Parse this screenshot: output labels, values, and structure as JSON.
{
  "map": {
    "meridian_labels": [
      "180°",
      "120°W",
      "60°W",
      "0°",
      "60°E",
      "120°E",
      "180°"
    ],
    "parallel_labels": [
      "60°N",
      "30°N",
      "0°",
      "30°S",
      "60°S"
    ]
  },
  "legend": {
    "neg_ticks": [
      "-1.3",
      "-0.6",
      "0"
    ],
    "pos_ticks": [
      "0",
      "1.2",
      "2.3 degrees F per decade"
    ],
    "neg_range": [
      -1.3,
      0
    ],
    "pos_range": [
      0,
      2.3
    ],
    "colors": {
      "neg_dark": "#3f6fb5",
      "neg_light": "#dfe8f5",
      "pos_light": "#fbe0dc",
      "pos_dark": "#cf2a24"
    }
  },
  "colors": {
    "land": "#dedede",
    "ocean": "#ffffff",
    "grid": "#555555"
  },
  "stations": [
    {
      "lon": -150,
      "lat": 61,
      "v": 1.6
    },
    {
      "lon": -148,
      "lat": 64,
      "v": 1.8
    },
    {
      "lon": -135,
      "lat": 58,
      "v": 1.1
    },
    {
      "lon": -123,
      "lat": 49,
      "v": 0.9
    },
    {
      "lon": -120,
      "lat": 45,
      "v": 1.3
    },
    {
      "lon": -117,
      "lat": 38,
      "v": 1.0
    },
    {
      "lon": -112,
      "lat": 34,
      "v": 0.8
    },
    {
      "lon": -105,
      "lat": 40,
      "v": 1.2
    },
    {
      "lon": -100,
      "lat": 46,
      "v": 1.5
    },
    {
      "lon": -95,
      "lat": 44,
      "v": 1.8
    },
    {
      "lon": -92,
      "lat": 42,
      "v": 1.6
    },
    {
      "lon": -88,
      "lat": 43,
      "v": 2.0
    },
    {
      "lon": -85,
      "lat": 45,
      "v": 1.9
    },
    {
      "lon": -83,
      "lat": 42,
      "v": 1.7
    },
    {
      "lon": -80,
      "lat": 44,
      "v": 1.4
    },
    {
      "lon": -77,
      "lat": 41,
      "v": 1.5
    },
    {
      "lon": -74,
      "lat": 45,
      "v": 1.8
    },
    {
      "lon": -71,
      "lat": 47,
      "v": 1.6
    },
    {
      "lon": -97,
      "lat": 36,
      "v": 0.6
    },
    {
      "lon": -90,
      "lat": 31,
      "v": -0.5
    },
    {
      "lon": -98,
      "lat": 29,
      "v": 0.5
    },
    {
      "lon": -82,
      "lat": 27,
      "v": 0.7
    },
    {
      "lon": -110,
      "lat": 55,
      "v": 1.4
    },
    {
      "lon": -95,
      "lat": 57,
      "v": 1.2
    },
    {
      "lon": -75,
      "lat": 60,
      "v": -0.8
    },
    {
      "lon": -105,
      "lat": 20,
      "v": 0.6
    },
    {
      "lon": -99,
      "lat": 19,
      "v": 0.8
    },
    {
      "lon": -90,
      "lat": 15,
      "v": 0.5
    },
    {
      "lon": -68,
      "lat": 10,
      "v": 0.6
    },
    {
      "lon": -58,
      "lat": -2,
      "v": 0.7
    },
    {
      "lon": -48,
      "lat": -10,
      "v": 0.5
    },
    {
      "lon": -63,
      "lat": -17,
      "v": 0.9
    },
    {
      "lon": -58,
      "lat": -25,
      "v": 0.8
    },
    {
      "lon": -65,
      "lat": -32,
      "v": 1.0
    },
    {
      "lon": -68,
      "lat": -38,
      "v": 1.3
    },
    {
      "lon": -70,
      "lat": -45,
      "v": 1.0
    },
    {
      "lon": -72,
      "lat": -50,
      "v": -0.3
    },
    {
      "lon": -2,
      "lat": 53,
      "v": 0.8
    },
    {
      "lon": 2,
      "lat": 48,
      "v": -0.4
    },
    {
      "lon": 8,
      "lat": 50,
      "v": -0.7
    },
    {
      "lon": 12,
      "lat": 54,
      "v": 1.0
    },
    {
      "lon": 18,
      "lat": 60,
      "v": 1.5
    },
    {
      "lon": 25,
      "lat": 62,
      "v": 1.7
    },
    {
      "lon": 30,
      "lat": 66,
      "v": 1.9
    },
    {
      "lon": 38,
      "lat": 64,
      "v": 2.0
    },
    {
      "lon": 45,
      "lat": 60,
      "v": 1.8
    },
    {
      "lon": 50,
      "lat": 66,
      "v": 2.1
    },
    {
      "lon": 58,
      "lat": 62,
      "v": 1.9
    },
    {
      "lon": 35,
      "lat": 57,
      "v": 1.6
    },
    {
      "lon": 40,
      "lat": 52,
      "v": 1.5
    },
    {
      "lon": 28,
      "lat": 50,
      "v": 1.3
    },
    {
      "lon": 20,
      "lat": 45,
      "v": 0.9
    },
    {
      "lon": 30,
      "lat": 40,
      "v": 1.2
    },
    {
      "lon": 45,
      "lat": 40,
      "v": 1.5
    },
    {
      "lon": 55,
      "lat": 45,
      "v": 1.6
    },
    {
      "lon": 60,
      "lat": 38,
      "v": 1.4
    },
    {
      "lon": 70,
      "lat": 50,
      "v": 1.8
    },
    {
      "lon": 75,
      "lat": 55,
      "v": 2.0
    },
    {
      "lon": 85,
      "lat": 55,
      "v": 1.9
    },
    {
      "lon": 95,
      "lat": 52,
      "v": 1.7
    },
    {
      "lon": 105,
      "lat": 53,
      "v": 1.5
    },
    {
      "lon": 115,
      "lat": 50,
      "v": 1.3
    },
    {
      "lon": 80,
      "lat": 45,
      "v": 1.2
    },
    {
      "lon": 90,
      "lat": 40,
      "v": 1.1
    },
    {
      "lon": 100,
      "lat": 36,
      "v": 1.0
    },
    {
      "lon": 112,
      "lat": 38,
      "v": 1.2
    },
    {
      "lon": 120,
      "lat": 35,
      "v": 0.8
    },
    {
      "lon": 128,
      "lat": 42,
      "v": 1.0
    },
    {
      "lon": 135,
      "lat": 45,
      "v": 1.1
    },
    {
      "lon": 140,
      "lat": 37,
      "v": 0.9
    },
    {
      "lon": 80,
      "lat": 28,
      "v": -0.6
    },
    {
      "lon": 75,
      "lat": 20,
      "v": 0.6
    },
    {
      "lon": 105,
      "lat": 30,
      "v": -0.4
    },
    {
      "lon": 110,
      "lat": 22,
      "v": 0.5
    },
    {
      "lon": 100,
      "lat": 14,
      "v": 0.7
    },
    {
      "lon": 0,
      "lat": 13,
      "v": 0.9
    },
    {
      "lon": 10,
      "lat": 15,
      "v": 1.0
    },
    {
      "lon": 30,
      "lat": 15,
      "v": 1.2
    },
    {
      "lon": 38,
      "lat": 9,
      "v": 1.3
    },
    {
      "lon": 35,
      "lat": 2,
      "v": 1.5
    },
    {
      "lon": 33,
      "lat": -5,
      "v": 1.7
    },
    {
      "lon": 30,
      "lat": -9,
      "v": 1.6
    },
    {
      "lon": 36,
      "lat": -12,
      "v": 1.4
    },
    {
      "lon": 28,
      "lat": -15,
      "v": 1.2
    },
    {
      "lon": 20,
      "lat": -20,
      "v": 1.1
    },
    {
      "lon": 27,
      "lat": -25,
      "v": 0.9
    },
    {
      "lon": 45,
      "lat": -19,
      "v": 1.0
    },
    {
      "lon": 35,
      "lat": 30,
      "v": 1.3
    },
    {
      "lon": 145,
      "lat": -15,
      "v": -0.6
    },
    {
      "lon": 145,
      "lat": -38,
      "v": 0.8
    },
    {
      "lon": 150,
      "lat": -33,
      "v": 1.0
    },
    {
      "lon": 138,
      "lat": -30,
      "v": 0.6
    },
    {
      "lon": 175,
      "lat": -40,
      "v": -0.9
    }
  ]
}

----------------------------------------

Your task is to repeat each line of the material exactly.

Parse this screenshot: output labels, values, and structure as JSON.
{
  "map": {
    "meridian_labels": [
      "180°",
      "120°W",
      "60°W",
      "0°",
      "60°E",
      "120°E",
      "180°"
    ],
    "parallel_labels": [
      "60°N",
      "30°N",
      "0°",
      "30°S",
      "60°S"
    ]
  },
  "legend": {
    "neg_ticks": [
      "-1.3",
      "-0.6",
      "0"
    ],
    "pos_ticks": [
      "0",
      "1.2",
      "2.3 degrees F per decade"
    ],
    "neg_range": [
      -1.3,
      0
    ],
    "pos_range": [
      0,
      2.3
    ],
    "colors": {
      "neg_dark": "#3f6fb5",
      "neg_light": "#dfe8f5",
      "pos_light": "#fbe0dc",
      "pos_dark": "#cf2a24"
    }
  },
  "colors": {
    "land": "#dedede",
    "ocean": "#ffffff",
    "grid": "#555555"
  },
  "stations": [
    {
      "lon": -150,
      "lat": 61,
      "v": 1.6
    },
    {
      "lon": -148,
      "lat": 64,
      "v": 1.8
    },
    {
      "lon": -135,
      "lat": 58,
      "v": 1.1
    },
    {
      "lon": -123,
      "lat": 49,
      "v": 0.9
    },
    {
      "lon": -120,
      "lat": 45,
      "v": 1.3
    },
    {
      "lon": -117,
      "lat": 38,
      "v": 1.0
    },
    {
      "lon": -112,
      "lat": 34,
      "v": 0.8
    },
    {
      "lon": -105,
      "lat": 40,
      "v": 1.2
    },
    {
      "lon": -100,
      "lat": 46,
      "v": 1.5
    },
    {
      "lon": -95,
      "lat": 44,
      "v": 1.8
    },
    {
      "lon": -92,
      "lat": 42,
      "v": 1.6
    },
    {
      "lon": -88,
      "lat": 43,
      "v": 2.0
    },
    {
      "lon": -85,
      "lat": 45,
      "v": 1.9
    },
    {
      "lon": -83,
      "lat": 42,
      "v": 1.7
    },
    {
      "lon": -80,
      "lat": 44,
      "v": 1.4
    },
    {
      "lon": -77,
      "lat": 41,
      "v": 1.5
    },
    {
      "lon": -74,
      "lat": 45,
      "v": 1.8
    },
    {
      "lon": -71,
      "lat": 47,
      "v": 1.6
    },
    {
      "lon": -97,
      "lat": 36,
      "v": 0.6
    },
    {
      "lon": -90,
      "lat": 31,
      "v": -0.5
    },
    {
      "lon": -98,
      "lat": 29,
      "v": 0.5
    },
    {
      "lon": -82,
      "lat": 27,
      "v": 0.7
    },
    {
      "lon": -110,
      "lat": 55,
      "v": 1.4
    },
    {
      "lon": -95,
      "lat": 57,
      "v": 1.2
    },
    {
      "lon": -75,
      "lat": 60,
      "v": -0.8
    },
    {
      "lon": -105,
      "lat": 20,
      "v": 0.6
    },
    {
      "lon": -99,
      "lat": 19,
      "v": 0.8
    },
    {
      "lon": -90,
      "lat": 15,
      "v": 0.5
    },
    {
      "lon": -68,
      "lat": 10,
      "v": 0.6
    },
    {
      "lon": -58,
      "lat": -2,
      "v": 0.7
    },
    {
      "lon": -48,
      "lat": -10,
      "v": 0.5
    },
    {
      "lon": -63,
      "lat": -17,
      "v": 0.9
    },
    {
      "lon": -58,
      "lat": -25,
      "v": 0.8
    },
    {
      "lon": -65,
      "lat": -32,
      "v": 1.0
    },
    {
      "lon": -68,
      "lat": -38,
      "v": 1.3
    },
    {
      "lon": -70,
      "lat": -45,
      "v": 1.0
    },
    {
      "lon": -72,
      "lat": -50,
      "v": -0.3
    },
    {
      "lon": -2,
      "lat": 53,
      "v": 0.8
    },
    {
      "lon": 2,
      "lat": 48,
      "v": -0.4
    },
    {
      "lon": 8,
      "lat": 50,
      "v": -0.7
    },
    {
      "lon": 12,
      "lat": 54,
      "v": 1.0
    },
    {
      "lon": 18,
      "lat": 60,
      "v": 1.5
    },
    {
      "lon": 25,
      "lat": 62,
      "v": 1.7
    },
    {
      "lon": 30,
      "lat": 66,
      "v": 1.9
    },
    {
      "lon": 38,
      "lat": 64,
      "v": 2.0
    },
    {
      "lon": 45,
      "lat": 60,
      "v": 1.8
    },
    {
      "lon": 50,
      "lat": 66,
      "v": 2.1
    },
    {
      "lon": 58,
      "lat": 62,
      "v": 1.9
    },
    {
      "lon": 35,
      "lat": 57,
      "v": 1.6
    },
    {
      "lon": 40,
      "lat": 52,
      "v": 1.5
    },
    {
      "lon": 28,
      "lat": 50,
      "v": 1.3
    },
    {
      "lon": 20,
      "lat": 45,
      "v": 0.9
    },
    {
      "lon": 30,
      "lat": 40,
      "v": 1.2
    },
    {
      "lon": 45,
      "lat": 40,
      "v": 1.5
    },
    {
      "lon": 55,
      "lat": 45,
      "v": 1.6
    },
    {
      "lon": 60,
      "lat": 38,
      "v": 1.4
    },
    {
      "lon": 70,
      "lat": 50,
      "v": 1.8
    },
    {
      "lon": 75,
      "lat": 55,
      "v": 2.0
    },
    {
      "lon": 85,
      "lat": 55,
      "v": 1.9
    },
    {
      "lon": 95,
      "lat": 52,
      "v": 1.7
    },
    {
      "lon": 105,
      "lat": 53,
      "v": 1.5
    },
    {
      "lon": 115,
      "lat": 50,
      "v": 1.3
    },
    {
      "lon": 80,
      "lat": 45,
      "v": 1.2
    },
    {
      "lon": 90,
      "lat": 40,
      "v": 1.1
    },
    {
      "lon": 100,
      "lat": 36,
      "v": 1.0
    },
    {
      "lon": 112,
      "lat": 38,
      "v": 1.2
    },
    {
      "lon": 120,
      "lat": 35,
      "v": 0.8
    },
    {
      "lon": 128,
      "lat": 42,
      "v": 1.0
    },
    {
      "lon": 135,
      "lat": 45,
      "v": 1.1
    },
    {
      "lon": 140,
      "lat": 37,
      "v": 0.9
    },
    {
      "lon": 80,
      "lat": 28,
      "v": -0.6
    },
    {
      "lon": 75,
      "lat": 20,
      "v": 0.6
    },
    {
      "lon": 105,
      "lat": 30,
      "v": -0.4
    },
    {
      "lon": 110,
      "lat": 22,
      "v": 0.5
    },
    {
      "lon": 100,
      "lat": 14,
      "v": 0.7
    },
    {
      "lon": 0,
      "lat": 13,
      "v": 0.9
    },
    {
      "lon": 10,
      "lat": 15,
      "v": 1.0
    },
    {
      "lon": 30,
      "lat": 15,
      "v": 1.2
    },
    {
      "lon": 38,
      "lat": 9,
      "v": 1.3
    },
    {
      "lon": 35,
      "lat": 2,
      "v": 1.5
    },
    {
      "lon": 33,
      "lat": -5,
      "v": 1.7
    },
    {
      "lon": 30,
      "lat": -9,
      "v": 1.6
    },
    {
      "lon": 36,
      "lat": -12,
      "v": 1.4
    },
    {
      "lon": 28,
      "lat": -15,
      "v": 1.2
    },
    {
      "lon": 20,
      "lat": -20,
      "v": 1.1
    },
    {
      "lon": 27,
      "lat": -25,
      "v": 0.9
    },
    {
      "lon": 45,
      "lat": -19,
      "v": 1.0
    },
    {
      "lon": 35,
      "lat": 30,
      "v": 1.3
    },
    {
      "lon": 145,
      "lat": -15,
      "v": -0.6
    },
    {
      "lon": 145,
      "lat": -38,
      "v": 0.8
    },
    {
      "lon": 150,
      "lat": -33,
      "v": 1.0
    },
    {
      "lon": 138,
      "lat": -30,
      "v": 0.6
    },
    {
      "lon": 175,
      "lat": -40,
      "v": -0.9
    }
  ]
}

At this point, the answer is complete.